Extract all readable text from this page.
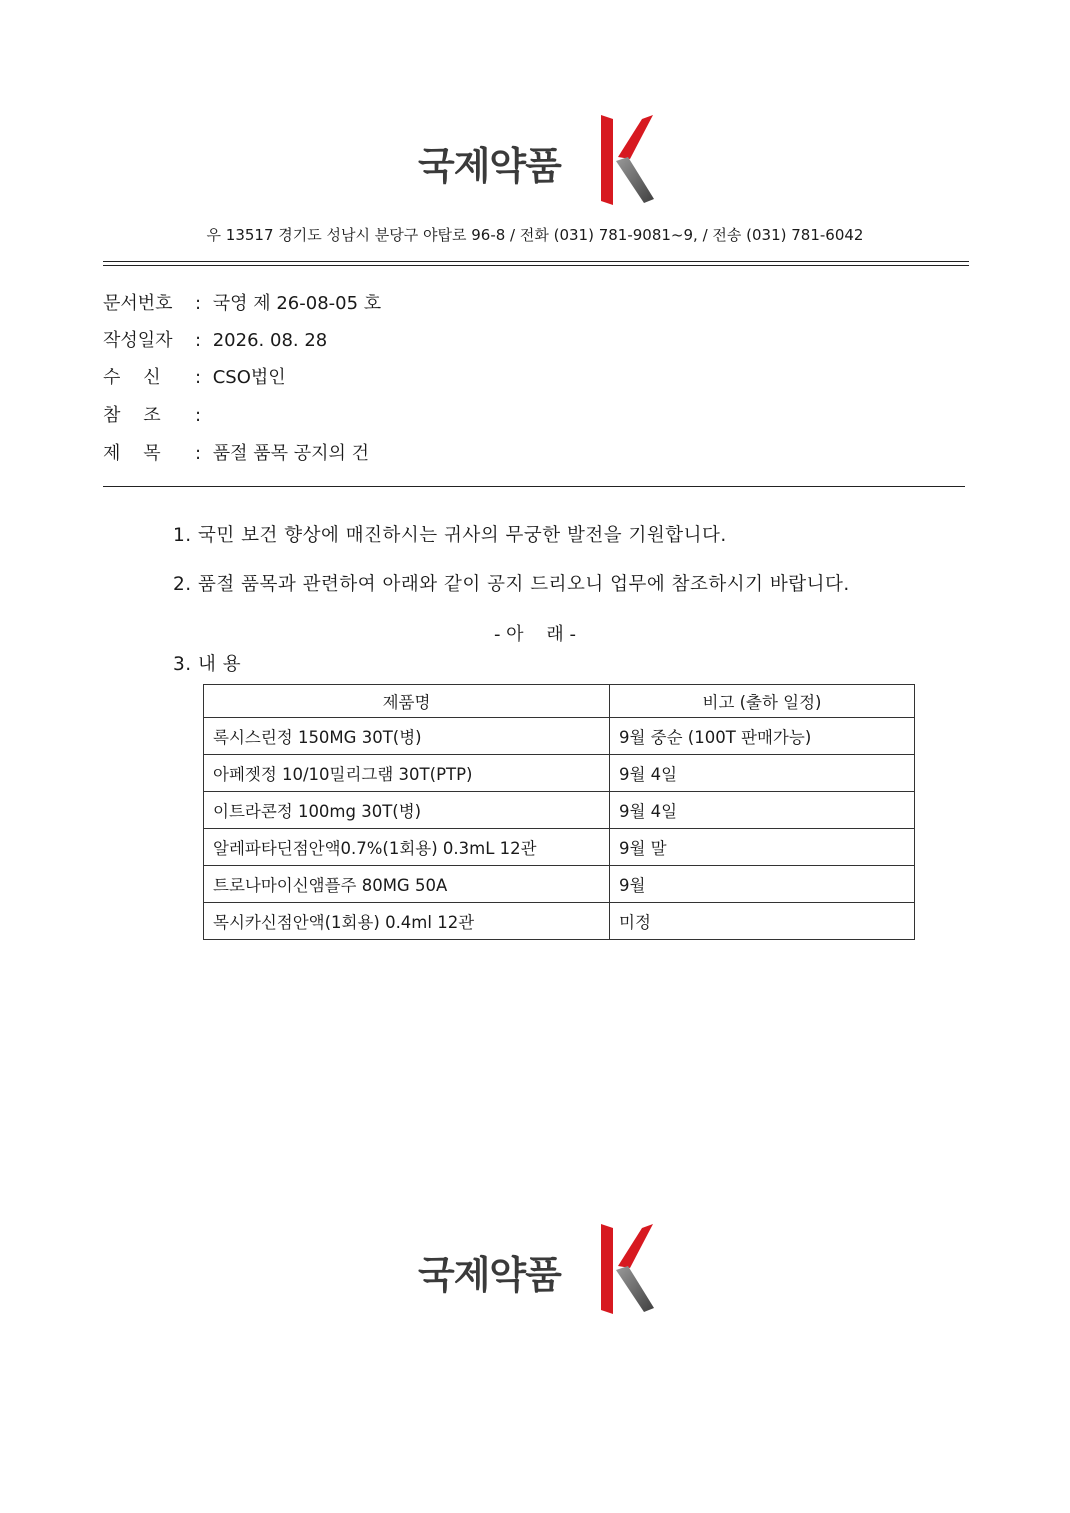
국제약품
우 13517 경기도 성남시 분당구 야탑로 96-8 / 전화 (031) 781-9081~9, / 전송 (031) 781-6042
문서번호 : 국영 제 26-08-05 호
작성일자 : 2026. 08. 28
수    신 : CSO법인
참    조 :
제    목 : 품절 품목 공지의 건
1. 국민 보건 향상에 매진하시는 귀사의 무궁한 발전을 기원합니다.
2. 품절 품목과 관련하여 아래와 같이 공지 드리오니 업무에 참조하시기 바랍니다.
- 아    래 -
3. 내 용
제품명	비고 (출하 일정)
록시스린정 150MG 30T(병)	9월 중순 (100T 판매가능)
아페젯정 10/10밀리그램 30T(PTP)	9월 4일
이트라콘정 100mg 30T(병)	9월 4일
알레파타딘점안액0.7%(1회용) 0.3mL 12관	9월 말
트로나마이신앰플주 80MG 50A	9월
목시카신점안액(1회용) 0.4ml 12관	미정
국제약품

● Set exercise
Generate a word-for-word copy of the preceding records, excluding all pictures.

● Written solution
Extract all readable text from this page.
국제약품
우 13517 경기도 성남시 분당구 야탑로 96-8 / 전화 (031) 781-9081~9, / 전송 (031) 781-6042
문서번호 : 국영 제 26-08-05 호
작성일자 : 2026. 08. 28
수    신 : CSO법인
참    조 :
제    목 : 품절 품목 공지의 건
1. 국민 보건 향상에 매진하시는 귀사의 무궁한 발전을 기원합니다.
2. 품절 품목과 관련하여 아래와 같이 공지 드리오니 업무에 참조하시기 바랍니다.
- 아    래 -
3. 내 용
제품명	비고 (출하 일정)
록시스린정 150MG 30T(병)	9월 중순 (100T 판매가능)
아페젯정 10/10밀리그램 30T(PTP)	9월 4일
이트라콘정 100mg 30T(병)	9월 4일
알레파타딘점안액0.7%(1회용) 0.3mL 12관	9월 말
트로나마이신앰플주 80MG 50A	9월
목시카신점안액(1회용) 0.4ml 12관	미정
국제약품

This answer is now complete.